Records from a collection of figures
----------

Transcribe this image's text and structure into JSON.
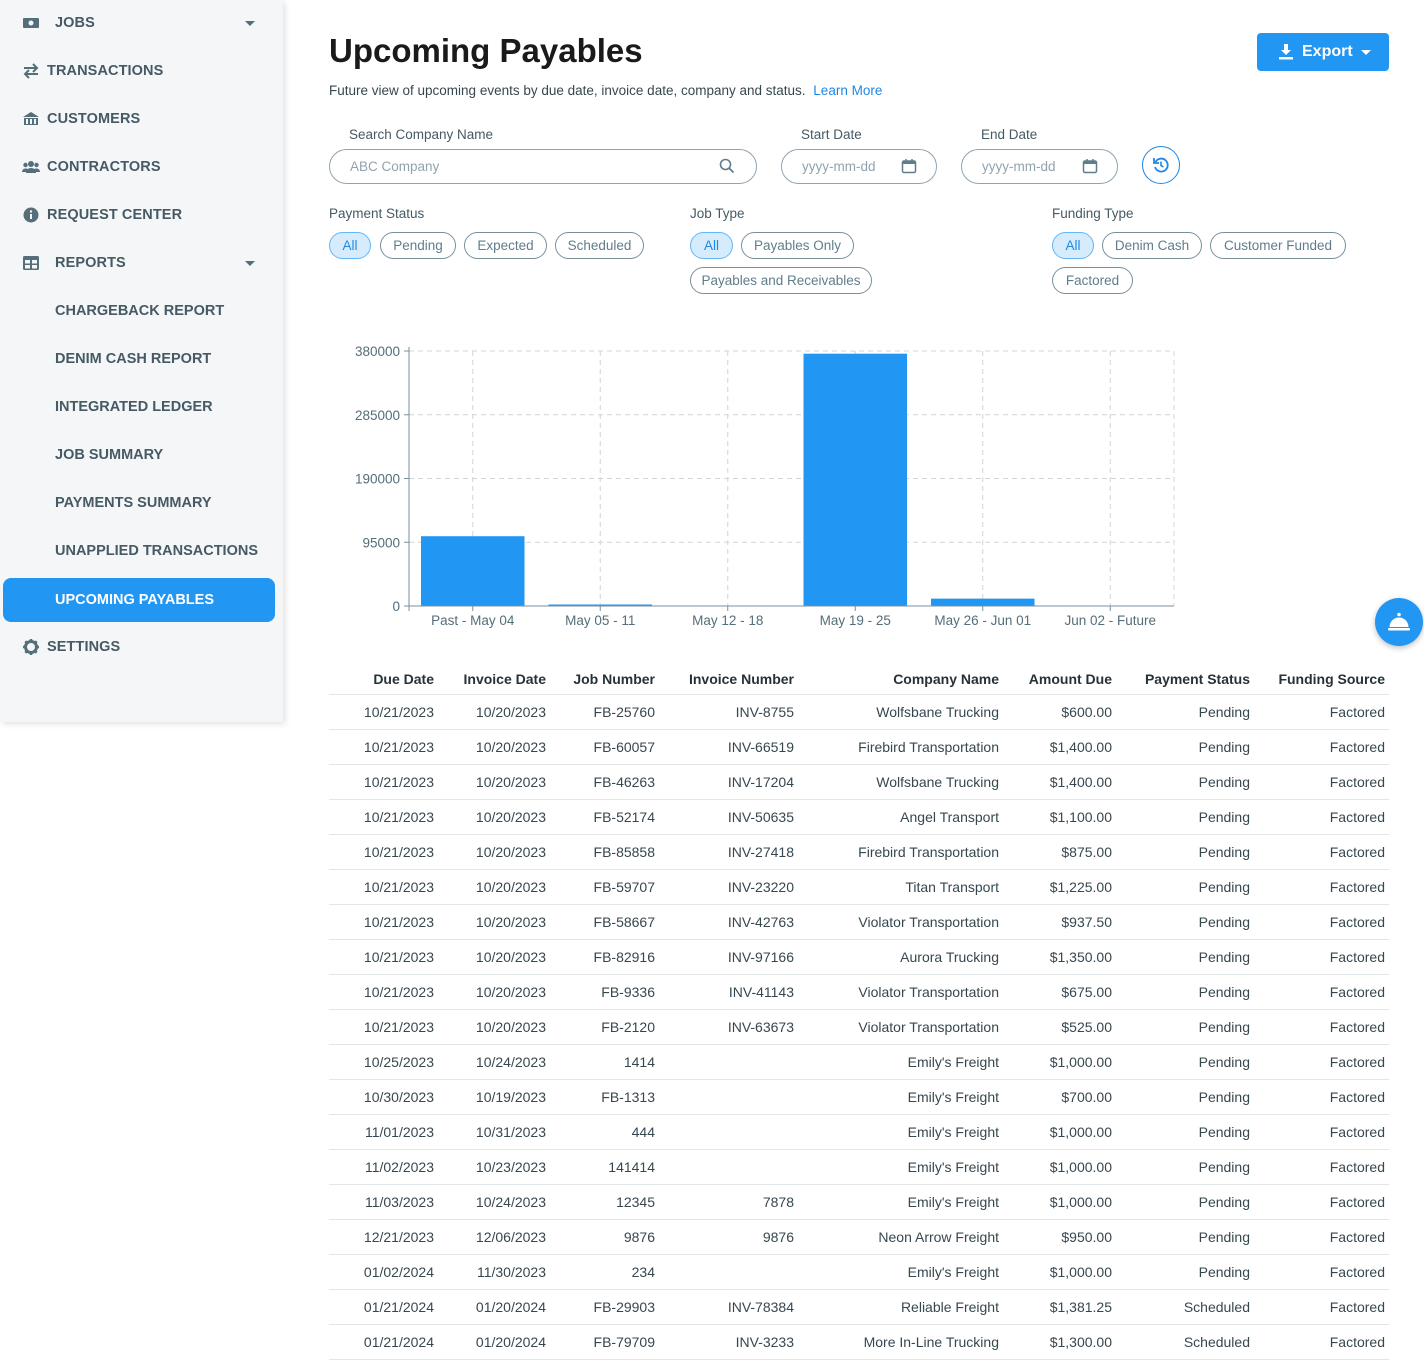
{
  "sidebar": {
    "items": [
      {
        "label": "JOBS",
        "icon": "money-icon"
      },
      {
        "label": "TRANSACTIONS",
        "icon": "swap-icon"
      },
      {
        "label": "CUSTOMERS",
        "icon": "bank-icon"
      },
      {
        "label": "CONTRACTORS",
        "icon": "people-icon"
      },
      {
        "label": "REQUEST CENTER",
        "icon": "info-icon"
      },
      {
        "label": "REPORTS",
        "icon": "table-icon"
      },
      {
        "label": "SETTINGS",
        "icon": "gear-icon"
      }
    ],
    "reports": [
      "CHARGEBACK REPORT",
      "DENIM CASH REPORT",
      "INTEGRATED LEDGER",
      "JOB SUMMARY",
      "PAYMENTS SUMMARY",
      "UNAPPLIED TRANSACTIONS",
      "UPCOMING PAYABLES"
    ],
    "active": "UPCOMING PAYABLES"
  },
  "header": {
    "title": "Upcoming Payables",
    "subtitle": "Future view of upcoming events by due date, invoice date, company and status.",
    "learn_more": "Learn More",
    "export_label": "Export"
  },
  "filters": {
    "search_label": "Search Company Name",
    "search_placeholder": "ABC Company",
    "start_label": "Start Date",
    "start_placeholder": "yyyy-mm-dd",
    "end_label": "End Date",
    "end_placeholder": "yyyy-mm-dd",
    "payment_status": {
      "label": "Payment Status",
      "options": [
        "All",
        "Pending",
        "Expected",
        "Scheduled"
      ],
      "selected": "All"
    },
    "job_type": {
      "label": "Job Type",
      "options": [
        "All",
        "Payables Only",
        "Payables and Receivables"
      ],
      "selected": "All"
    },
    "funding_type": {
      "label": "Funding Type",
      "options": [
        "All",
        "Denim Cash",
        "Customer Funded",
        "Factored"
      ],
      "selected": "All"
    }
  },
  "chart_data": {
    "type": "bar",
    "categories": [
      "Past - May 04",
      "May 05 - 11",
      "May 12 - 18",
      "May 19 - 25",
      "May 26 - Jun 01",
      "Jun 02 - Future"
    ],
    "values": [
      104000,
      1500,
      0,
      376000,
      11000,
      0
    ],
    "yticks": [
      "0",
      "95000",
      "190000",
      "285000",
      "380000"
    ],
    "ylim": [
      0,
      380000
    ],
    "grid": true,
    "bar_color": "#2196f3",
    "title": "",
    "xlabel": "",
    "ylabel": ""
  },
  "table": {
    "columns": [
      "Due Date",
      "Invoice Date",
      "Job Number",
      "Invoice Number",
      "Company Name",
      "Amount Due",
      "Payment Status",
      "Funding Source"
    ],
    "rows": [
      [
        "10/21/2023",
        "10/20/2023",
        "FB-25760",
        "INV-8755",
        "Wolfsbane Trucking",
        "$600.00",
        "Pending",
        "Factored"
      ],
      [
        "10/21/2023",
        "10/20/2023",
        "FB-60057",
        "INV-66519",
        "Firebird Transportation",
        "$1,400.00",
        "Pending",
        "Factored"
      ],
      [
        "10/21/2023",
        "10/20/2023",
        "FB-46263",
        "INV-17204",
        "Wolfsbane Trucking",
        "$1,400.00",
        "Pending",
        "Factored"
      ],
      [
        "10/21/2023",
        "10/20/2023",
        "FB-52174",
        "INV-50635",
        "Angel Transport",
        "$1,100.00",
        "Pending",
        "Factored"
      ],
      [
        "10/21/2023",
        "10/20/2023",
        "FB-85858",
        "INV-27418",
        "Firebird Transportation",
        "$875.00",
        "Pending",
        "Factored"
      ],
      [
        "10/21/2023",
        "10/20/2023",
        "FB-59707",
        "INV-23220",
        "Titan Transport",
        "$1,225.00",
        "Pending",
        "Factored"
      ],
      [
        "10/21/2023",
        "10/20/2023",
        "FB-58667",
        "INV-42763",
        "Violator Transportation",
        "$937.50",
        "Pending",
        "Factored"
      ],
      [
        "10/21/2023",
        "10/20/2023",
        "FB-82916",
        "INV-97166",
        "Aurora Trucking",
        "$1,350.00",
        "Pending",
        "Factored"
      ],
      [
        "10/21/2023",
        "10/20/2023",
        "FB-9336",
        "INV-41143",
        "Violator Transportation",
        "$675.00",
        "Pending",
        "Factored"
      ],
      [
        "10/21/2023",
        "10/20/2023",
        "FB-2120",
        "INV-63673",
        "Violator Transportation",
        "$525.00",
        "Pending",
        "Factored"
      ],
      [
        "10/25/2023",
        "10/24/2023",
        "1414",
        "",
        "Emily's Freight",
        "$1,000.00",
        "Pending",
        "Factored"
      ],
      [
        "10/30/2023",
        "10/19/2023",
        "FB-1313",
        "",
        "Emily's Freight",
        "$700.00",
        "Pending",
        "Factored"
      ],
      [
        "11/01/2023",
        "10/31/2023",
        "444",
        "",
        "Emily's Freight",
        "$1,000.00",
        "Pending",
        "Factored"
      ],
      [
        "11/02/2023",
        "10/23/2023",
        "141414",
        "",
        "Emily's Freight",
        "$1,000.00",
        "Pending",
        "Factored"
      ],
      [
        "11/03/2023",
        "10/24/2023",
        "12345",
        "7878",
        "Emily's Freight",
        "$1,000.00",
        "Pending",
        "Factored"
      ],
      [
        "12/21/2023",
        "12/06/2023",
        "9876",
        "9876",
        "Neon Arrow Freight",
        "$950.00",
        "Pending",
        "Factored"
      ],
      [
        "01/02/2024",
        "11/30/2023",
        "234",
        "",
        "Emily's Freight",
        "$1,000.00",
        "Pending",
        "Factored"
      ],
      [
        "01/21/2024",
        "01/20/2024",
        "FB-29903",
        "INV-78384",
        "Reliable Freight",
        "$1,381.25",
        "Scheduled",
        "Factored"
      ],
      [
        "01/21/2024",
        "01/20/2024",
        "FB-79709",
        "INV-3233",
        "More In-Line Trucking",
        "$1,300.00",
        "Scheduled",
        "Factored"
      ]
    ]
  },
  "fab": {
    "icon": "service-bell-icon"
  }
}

----------

### WHAT IS NEEDED
Show all lines from the listing above in which "Trucking" appears.

### TASK RESULT
        "Wolfsbane Trucking",
        "Wolfsbane Trucking",
        "Aurora Trucking",
        "More In-Line Trucking",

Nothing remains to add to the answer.